■ Data records:
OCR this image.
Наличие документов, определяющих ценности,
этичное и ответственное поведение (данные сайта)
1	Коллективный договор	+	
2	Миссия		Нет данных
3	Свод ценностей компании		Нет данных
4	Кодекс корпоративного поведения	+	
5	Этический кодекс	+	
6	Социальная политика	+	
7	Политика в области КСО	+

■ Aim of the exercise: Go through the records and show every line with the string "данных" in it.

■ Output below:
2	Миссия		Нет данных
3	Свод ценностей компании		Нет данных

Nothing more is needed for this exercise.